> _Goal_: Repeat each entry word for word. Leave any images out of the copy.
+++++
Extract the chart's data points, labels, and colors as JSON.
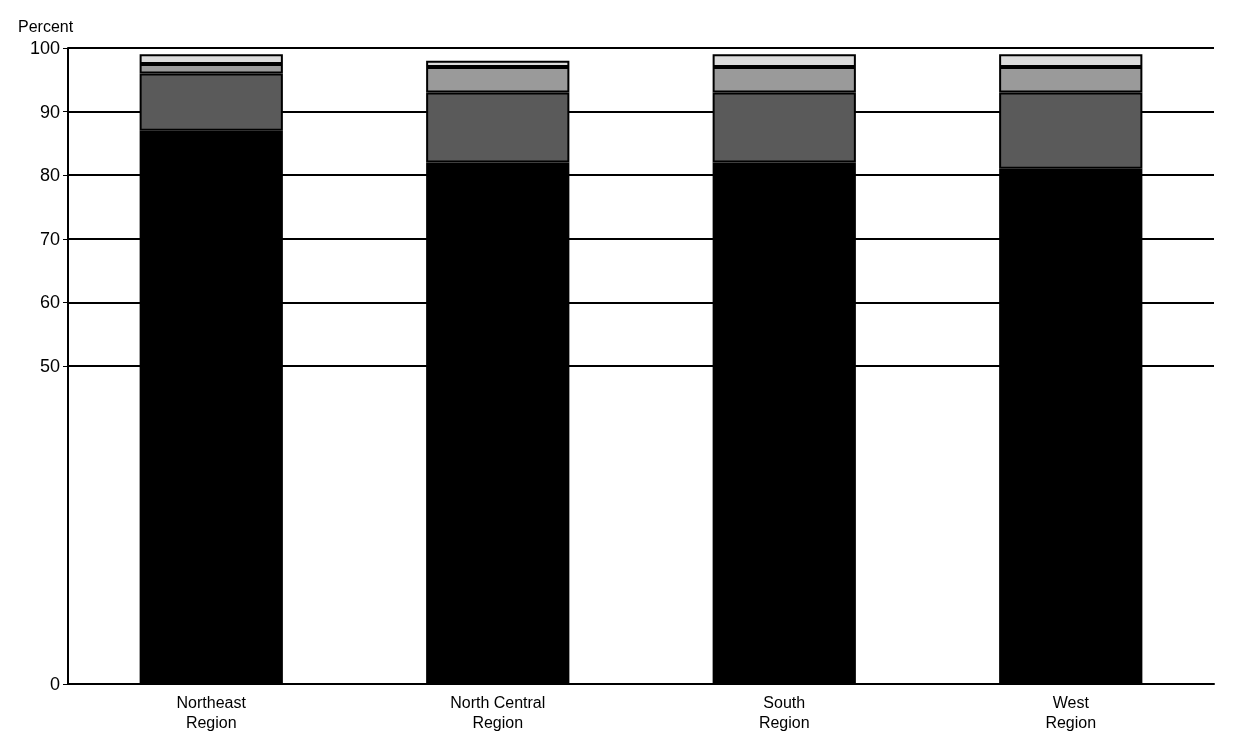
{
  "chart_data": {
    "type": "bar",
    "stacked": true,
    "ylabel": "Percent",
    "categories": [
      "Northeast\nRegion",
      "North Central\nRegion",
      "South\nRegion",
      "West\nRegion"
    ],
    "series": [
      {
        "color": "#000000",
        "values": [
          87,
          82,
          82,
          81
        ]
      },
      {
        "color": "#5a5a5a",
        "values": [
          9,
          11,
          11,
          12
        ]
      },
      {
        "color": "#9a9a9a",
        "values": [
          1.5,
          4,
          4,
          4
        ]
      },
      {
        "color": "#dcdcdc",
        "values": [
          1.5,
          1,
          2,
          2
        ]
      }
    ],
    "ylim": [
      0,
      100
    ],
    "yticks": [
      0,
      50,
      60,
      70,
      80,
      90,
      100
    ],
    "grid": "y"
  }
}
+++++
> _Answer below_:
Extract the chart's data points, labels, and colors as JSON.
{
  "chart_data": {
    "type": "bar",
    "stacked": true,
    "ylabel": "Percent",
    "categories": [
      "Northeast\nRegion",
      "North Central\nRegion",
      "South\nRegion",
      "West\nRegion"
    ],
    "series": [
      {
        "color": "#000000",
        "values": [
          87,
          82,
          82,
          81
        ]
      },
      {
        "color": "#5a5a5a",
        "values": [
          9,
          11,
          11,
          12
        ]
      },
      {
        "color": "#9a9a9a",
        "values": [
          1.5,
          4,
          4,
          4
        ]
      },
      {
        "color": "#dcdcdc",
        "values": [
          1.5,
          1,
          2,
          2
        ]
      }
    ],
    "ylim": [
      0,
      100
    ],
    "yticks": [
      0,
      50,
      60,
      70,
      80,
      90,
      100
    ],
    "grid": "y"
  }
}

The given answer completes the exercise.